-- Stated problem --
Make a verbatim copy of the entries below; pictures stay out.
** start of Data for the task **
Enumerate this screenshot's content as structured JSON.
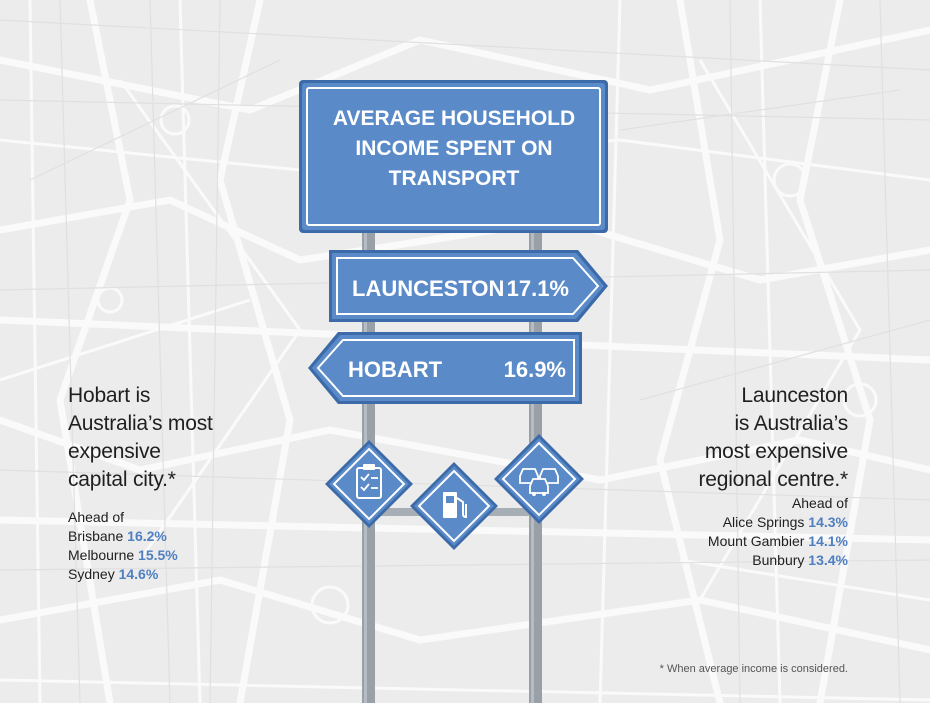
{
  "main_sign": {
    "lines": [
      "AVERAGE HOUSEHOLD",
      "INCOME SPENT ON",
      "TRANSPORT"
    ]
  },
  "signs": [
    {
      "city": "LAUNCESTON",
      "value": "17.1%"
    },
    {
      "city": "HOBART",
      "value": "16.9%"
    }
  ],
  "icons": [
    "checklist-icon",
    "fuel-pump-icon",
    "traffic-cars-icon"
  ],
  "left_panel": {
    "headline": [
      "Hobart is",
      "Australia’s most",
      "expensive",
      "capital city.*"
    ],
    "ahead_title": "Ahead of",
    "items": [
      {
        "city": "Brisbane",
        "value": "16.2%"
      },
      {
        "city": "Melbourne",
        "value": "15.5%"
      },
      {
        "city": "Sydney",
        "value": "14.6%"
      }
    ]
  },
  "right_panel": {
    "headline": [
      "Launceston",
      "is Australia’s",
      "most expensive",
      "regional centre.*"
    ],
    "ahead_title": "Ahead of",
    "items": [
      {
        "city": "Alice Springs",
        "value": "14.3%"
      },
      {
        "city": "Mount Gambier",
        "value": "14.1%"
      },
      {
        "city": "Bunbury",
        "value": "13.4%"
      }
    ]
  },
  "footnote": "* When average income is considered.",
  "colors": {
    "sign_blue": "#5a8ac8",
    "sign_border": "#ffffff",
    "sign_outline": "#3d6aa8",
    "pole_gray": "#9aa0a8",
    "accent_text": "#4f7fc0",
    "map_background": "#ececec",
    "map_roads": "#ffffff"
  }
}
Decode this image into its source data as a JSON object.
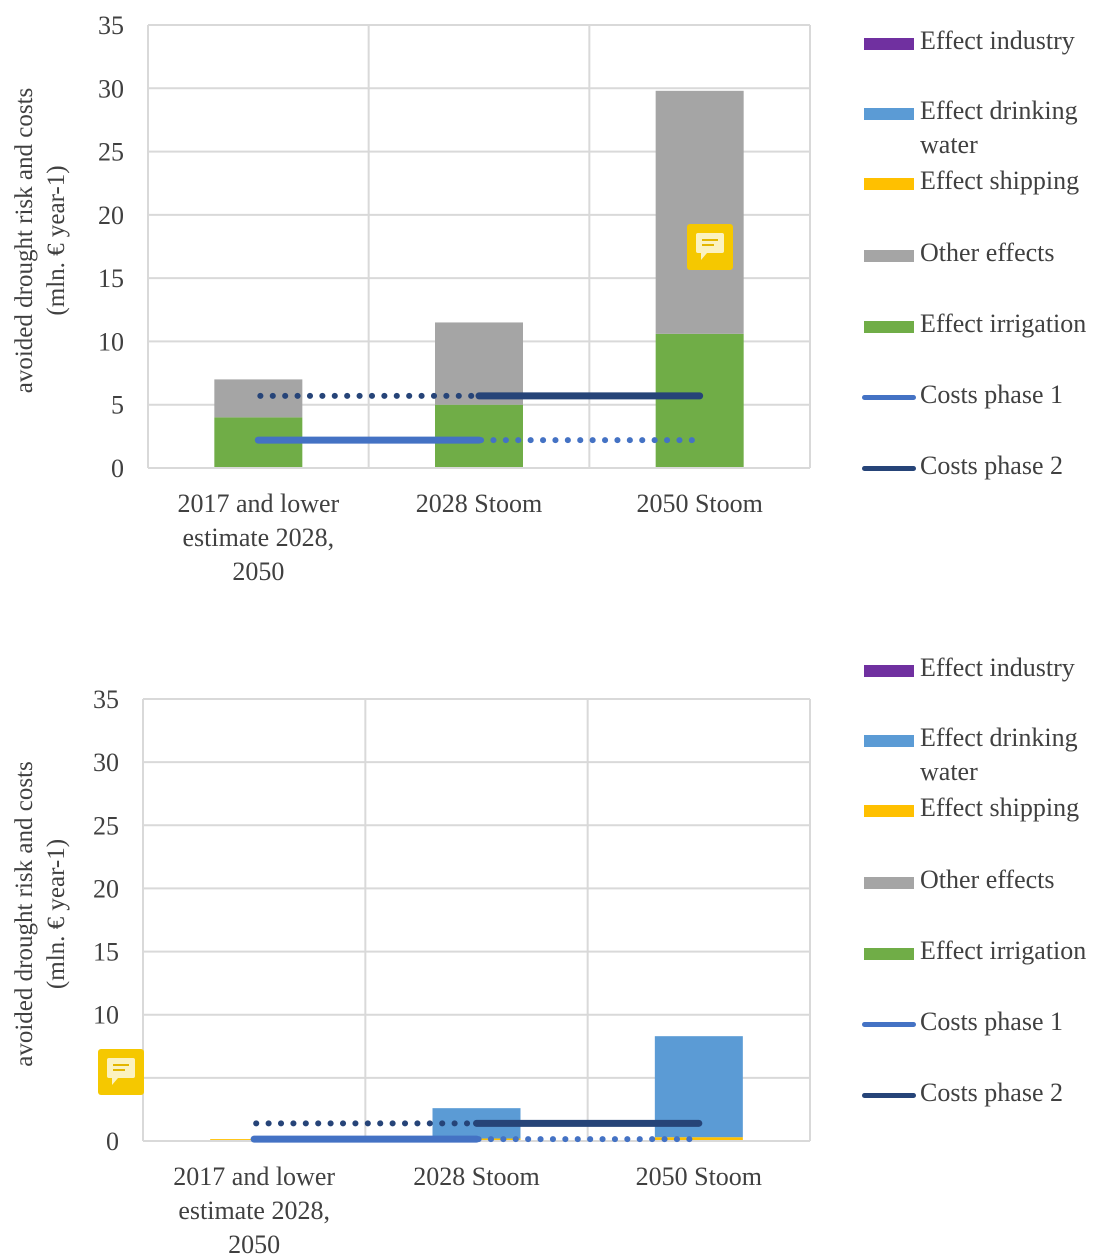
{
  "legend": [
    {
      "label": "Effect industry",
      "kind": "bar",
      "color": "#7030a0"
    },
    {
      "label": "Effect drinking water",
      "kind": "bar",
      "color": "#5b9bd5"
    },
    {
      "label": "Effect shipping",
      "kind": "bar",
      "color": "#ffc000"
    },
    {
      "label": "Other effects",
      "kind": "bar",
      "color": "#a5a5a5"
    },
    {
      "label": "Effect irrigation",
      "kind": "bar",
      "color": "#70ad47"
    },
    {
      "label": "Costs phase 1",
      "kind": "line",
      "color": "#4472c4"
    },
    {
      "label": "Costs phase 2",
      "kind": "line",
      "color": "#264478"
    }
  ],
  "chart_data": [
    {
      "type": "bar",
      "stacked": true,
      "ylabel": "avoided drought risk and costs (mln. € year-1)",
      "ylim": [
        0,
        35
      ],
      "yticks": [
        "0",
        "5",
        "10",
        "15",
        "20",
        "25",
        "30",
        "35"
      ],
      "grid": true,
      "legend_position": "right",
      "categories": [
        "2017 and lower estimate 2028, 2050",
        "2028 Stoom",
        "2050 Stoom"
      ],
      "series": [
        {
          "name": "Effect irrigation",
          "color": "#70ad47",
          "values": [
            4.0,
            5.0,
            10.6
          ]
        },
        {
          "name": "Effect shipping",
          "color": "#ffc000",
          "values": [
            0,
            0,
            0
          ]
        },
        {
          "name": "Effect drinking water",
          "color": "#5b9bd5",
          "values": [
            0,
            0,
            0
          ]
        },
        {
          "name": "Effect industry",
          "color": "#7030a0",
          "values": [
            0,
            0,
            0
          ]
        },
        {
          "name": "Other effects",
          "color": "#a5a5a5",
          "values": [
            3.0,
            6.5,
            19.2
          ]
        }
      ],
      "cost_lines": [
        {
          "name": "Costs phase 1",
          "color": "#4472c4",
          "value": 2.2,
          "solid": [
            0,
            1
          ],
          "dotted": [
            1,
            2
          ]
        },
        {
          "name": "Costs phase 2",
          "color": "#264478",
          "value": 5.7,
          "solid": [
            1,
            2
          ],
          "dotted": [
            0,
            1
          ]
        }
      ],
      "comment_marker": {
        "category_index": 2,
        "value": 17.5
      }
    },
    {
      "type": "bar",
      "stacked": true,
      "ylabel": "avoided drought risk and costs (mln. € year-1)",
      "ylim": [
        0,
        35
      ],
      "yticks": [
        "0",
        "5",
        "10",
        "15",
        "20",
        "25",
        "30",
        "35"
      ],
      "grid": true,
      "legend_position": "right",
      "categories": [
        "2017 and lower estimate 2028, 2050",
        "2028 Stoom",
        "2050 Stoom"
      ],
      "series": [
        {
          "name": "Effect irrigation",
          "color": "#70ad47",
          "values": [
            0,
            0,
            0
          ]
        },
        {
          "name": "Effect shipping",
          "color": "#ffc000",
          "values": [
            0.15,
            0.2,
            0.3
          ]
        },
        {
          "name": "Effect drinking water",
          "color": "#5b9bd5",
          "values": [
            0,
            2.4,
            8.0
          ]
        },
        {
          "name": "Effect industry",
          "color": "#7030a0",
          "values": [
            0,
            0,
            0
          ]
        },
        {
          "name": "Other effects",
          "color": "#a5a5a5",
          "values": [
            0,
            0,
            0
          ]
        }
      ],
      "cost_lines": [
        {
          "name": "Costs phase 1",
          "color": "#4472c4",
          "value": 0.15,
          "solid": [
            0,
            1
          ],
          "dotted": [
            1,
            2
          ]
        },
        {
          "name": "Costs phase 2",
          "color": "#264478",
          "value": 1.4,
          "solid": [
            1,
            2
          ],
          "dotted": [
            0,
            1
          ]
        }
      ],
      "comment_marker": {
        "at_axis": true,
        "value": 5.5
      }
    }
  ]
}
** end of Data for the task **
-- Response to the task --
Enumerate this screenshot's content as structured JSON.
{
  "main_sign": {
    "lines": [
      "AVERAGE HOUSEHOLD",
      "INCOME SPENT ON",
      "TRANSPORT"
    ]
  },
  "signs": [
    {
      "city": "LAUNCESTON",
      "value": "17.1%"
    },
    {
      "city": "HOBART",
      "value": "16.9%"
    }
  ],
  "icons": [
    "checklist-icon",
    "fuel-pump-icon",
    "traffic-cars-icon"
  ],
  "left_panel": {
    "headline": [
      "Hobart is",
      "Australia’s most",
      "expensive",
      "capital city.*"
    ],
    "ahead_title": "Ahead of",
    "items": [
      {
        "city": "Brisbane",
        "value": "16.2%"
      },
      {
        "city": "Melbourne",
        "value": "15.5%"
      },
      {
        "city": "Sydney",
        "value": "14.6%"
      }
    ]
  },
  "right_panel": {
    "headline": [
      "Launceston",
      "is Australia’s",
      "most expensive",
      "regional centre.*"
    ],
    "ahead_title": "Ahead of",
    "items": [
      {
        "city": "Alice Springs",
        "value": "14.3%"
      },
      {
        "city": "Mount Gambier",
        "value": "14.1%"
      },
      {
        "city": "Bunbury",
        "value": "13.4%"
      }
    ]
  },
  "footnote": "* When average income is considered.",
  "colors": {
    "sign_blue": "#5a8ac8",
    "sign_border": "#ffffff",
    "sign_outline": "#3d6aa8",
    "pole_gray": "#9aa0a8",
    "accent_text": "#4f7fc0",
    "map_background": "#ececec",
    "map_roads": "#ffffff"
  }
}
Decode this image into its source data as a JSON object.
{
  "legend": [
    {
      "label": "Effect industry",
      "kind": "bar",
      "color": "#7030a0"
    },
    {
      "label": "Effect drinking water",
      "kind": "bar",
      "color": "#5b9bd5"
    },
    {
      "label": "Effect shipping",
      "kind": "bar",
      "color": "#ffc000"
    },
    {
      "label": "Other effects",
      "kind": "bar",
      "color": "#a5a5a5"
    },
    {
      "label": "Effect irrigation",
      "kind": "bar",
      "color": "#70ad47"
    },
    {
      "label": "Costs phase 1",
      "kind": "line",
      "color": "#4472c4"
    },
    {
      "label": "Costs phase 2",
      "kind": "line",
      "color": "#264478"
    }
  ],
  "chart_data": [
    {
      "type": "bar",
      "stacked": true,
      "ylabel": "avoided drought risk and costs (mln. € year-1)",
      "ylim": [
        0,
        35
      ],
      "yticks": [
        "0",
        "5",
        "10",
        "15",
        "20",
        "25",
        "30",
        "35"
      ],
      "grid": true,
      "legend_position": "right",
      "categories": [
        "2017 and lower estimate 2028, 2050",
        "2028 Stoom",
        "2050 Stoom"
      ],
      "series": [
        {
          "name": "Effect irrigation",
          "color": "#70ad47",
          "values": [
            4.0,
            5.0,
            10.6
          ]
        },
        {
          "name": "Effect shipping",
          "color": "#ffc000",
          "values": [
            0,
            0,
            0
          ]
        },
        {
          "name": "Effect drinking water",
          "color": "#5b9bd5",
          "values": [
            0,
            0,
            0
          ]
        },
        {
          "name": "Effect industry",
          "color": "#7030a0",
          "values": [
            0,
            0,
            0
          ]
        },
        {
          "name": "Other effects",
          "color": "#a5a5a5",
          "values": [
            3.0,
            6.5,
            19.2
          ]
        }
      ],
      "cost_lines": [
        {
          "name": "Costs phase 1",
          "color": "#4472c4",
          "value": 2.2,
          "solid": [
            0,
            1
          ],
          "dotted": [
            1,
            2
          ]
        },
        {
          "name": "Costs phase 2",
          "color": "#264478",
          "value": 5.7,
          "solid": [
            1,
            2
          ],
          "dotted": [
            0,
            1
          ]
        }
      ],
      "comment_marker": {
        "category_index": 2,
        "value": 17.5
      }
    },
    {
      "type": "bar",
      "stacked": true,
      "ylabel": "avoided drought risk and costs (mln. € year-1)",
      "ylim": [
        0,
        35
      ],
      "yticks": [
        "0",
        "5",
        "10",
        "15",
        "20",
        "25",
        "30",
        "35"
      ],
      "grid": true,
      "legend_position": "right",
      "categories": [
        "2017 and lower estimate 2028, 2050",
        "2028 Stoom",
        "2050 Stoom"
      ],
      "series": [
        {
          "name": "Effect irrigation",
          "color": "#70ad47",
          "values": [
            0,
            0,
            0
          ]
        },
        {
          "name": "Effect shipping",
          "color": "#ffc000",
          "values": [
            0.15,
            0.2,
            0.3
          ]
        },
        {
          "name": "Effect drinking water",
          "color": "#5b9bd5",
          "values": [
            0,
            2.4,
            8.0
          ]
        },
        {
          "name": "Effect industry",
          "color": "#7030a0",
          "values": [
            0,
            0,
            0
          ]
        },
        {
          "name": "Other effects",
          "color": "#a5a5a5",
          "values": [
            0,
            0,
            0
          ]
        }
      ],
      "cost_lines": [
        {
          "name": "Costs phase 1",
          "color": "#4472c4",
          "value": 0.15,
          "solid": [
            0,
            1
          ],
          "dotted": [
            1,
            2
          ]
        },
        {
          "name": "Costs phase 2",
          "color": "#264478",
          "value": 1.4,
          "solid": [
            1,
            2
          ],
          "dotted": [
            0,
            1
          ]
        }
      ],
      "comment_marker": {
        "at_axis": true,
        "value": 5.5
      }
    }
  ]
}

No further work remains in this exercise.